Task instructions: Return all the data, word for word.

Dataset entries:
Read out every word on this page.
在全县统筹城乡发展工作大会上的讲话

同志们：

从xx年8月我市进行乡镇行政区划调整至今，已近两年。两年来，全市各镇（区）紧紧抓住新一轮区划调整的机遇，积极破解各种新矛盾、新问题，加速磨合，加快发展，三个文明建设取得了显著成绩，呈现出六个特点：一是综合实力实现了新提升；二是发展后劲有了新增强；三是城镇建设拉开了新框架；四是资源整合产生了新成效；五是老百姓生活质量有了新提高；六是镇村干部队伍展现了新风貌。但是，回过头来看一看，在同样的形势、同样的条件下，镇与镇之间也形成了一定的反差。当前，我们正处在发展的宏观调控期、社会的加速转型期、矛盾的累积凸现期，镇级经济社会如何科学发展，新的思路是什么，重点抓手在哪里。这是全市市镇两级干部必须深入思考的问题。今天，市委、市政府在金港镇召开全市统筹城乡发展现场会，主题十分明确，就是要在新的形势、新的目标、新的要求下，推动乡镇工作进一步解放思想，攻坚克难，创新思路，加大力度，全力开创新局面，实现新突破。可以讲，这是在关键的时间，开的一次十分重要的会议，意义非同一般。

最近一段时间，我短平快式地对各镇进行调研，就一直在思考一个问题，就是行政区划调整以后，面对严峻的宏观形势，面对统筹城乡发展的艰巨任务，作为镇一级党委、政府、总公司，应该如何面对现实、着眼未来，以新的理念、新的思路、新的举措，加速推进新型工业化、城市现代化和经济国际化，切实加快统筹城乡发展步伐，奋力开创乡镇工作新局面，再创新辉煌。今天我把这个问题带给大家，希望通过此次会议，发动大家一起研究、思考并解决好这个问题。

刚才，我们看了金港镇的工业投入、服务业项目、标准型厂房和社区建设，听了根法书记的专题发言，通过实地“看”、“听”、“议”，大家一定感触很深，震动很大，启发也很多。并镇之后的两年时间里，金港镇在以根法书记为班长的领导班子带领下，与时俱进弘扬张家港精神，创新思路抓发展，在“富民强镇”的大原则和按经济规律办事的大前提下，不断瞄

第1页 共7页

Response:
Read out every word on this page.
在全县统筹城乡发展工作大会上的讲话

同志们：

从xx年8月我市进行乡镇行政区划调整至今，已近两年。两年来，全市各镇（区）紧紧抓住新一轮区划调整的机遇，积极破解各种新矛盾、新问题，加速磨合，加快发展，三个文明建设取得了显著成绩，呈现出六个特点：一是综合实力实现了新提升；二是发展后劲有了新增强；三是城镇建设拉开了新框架；四是资源整合产生了新成效；五是老百姓生活质量有了新提高；六是镇村干部队伍展现了新风貌。但是，回过头来看一看，在同样的形势、同样的条件下，镇与镇之间也形成了一定的反差。当前，我们正处在发展的宏观调控期、社会的加速转型期、矛盾的累积凸现期，镇级经济社会如何科学发展，新的思路是什么，重点抓手在哪里。这是全市市镇两级干部必须深入思考的问题。今天，市委、市政府在金港镇召开全市统筹城乡发展现场会，主题十分明确，就是要在新的形势、新的目标、新的要求下，推动乡镇工作进一步解放思想，攻坚克难，创新思路，加大力度，全力开创新局面，实现新突破。可以讲，这是在关键的时间，开的一次十分重要的会议，意义非同一般。

最近一段时间，我短平快式地对各镇进行调研，就一直在思考一个问题，就是行政区划调整以后，面对严峻的宏观形势，面对统筹城乡发展的艰巨任务，作为镇一级党委、政府、总公司，应该如何面对现实、着眼未来，以新的理念、新的思路、新的举措，加速推进新型工业化、城市现代化和经济国际化，切实加快统筹城乡发展步伐，奋力开创乡镇工作新局面，再创新辉煌。今天我把这个问题带给大家，希望通过此次会议，发动大家一起研究、思考并解决好这个问题。

刚才，我们看了金港镇的工业投入、服务业项目、标准型厂房和社区建设，听了根法书记的专题发言，通过实地“看”、“听”、“议”，大家一定感触很深，震动很大，启发也很多。并镇之后的两年时间里，金港镇在以根法书记为班长的领导班子带领下，与时俱进弘扬张家港精神，创新思路抓发展，在“富民强镇”的大原则和按经济规律办事的大前提下，不断瞄

第1页 共7页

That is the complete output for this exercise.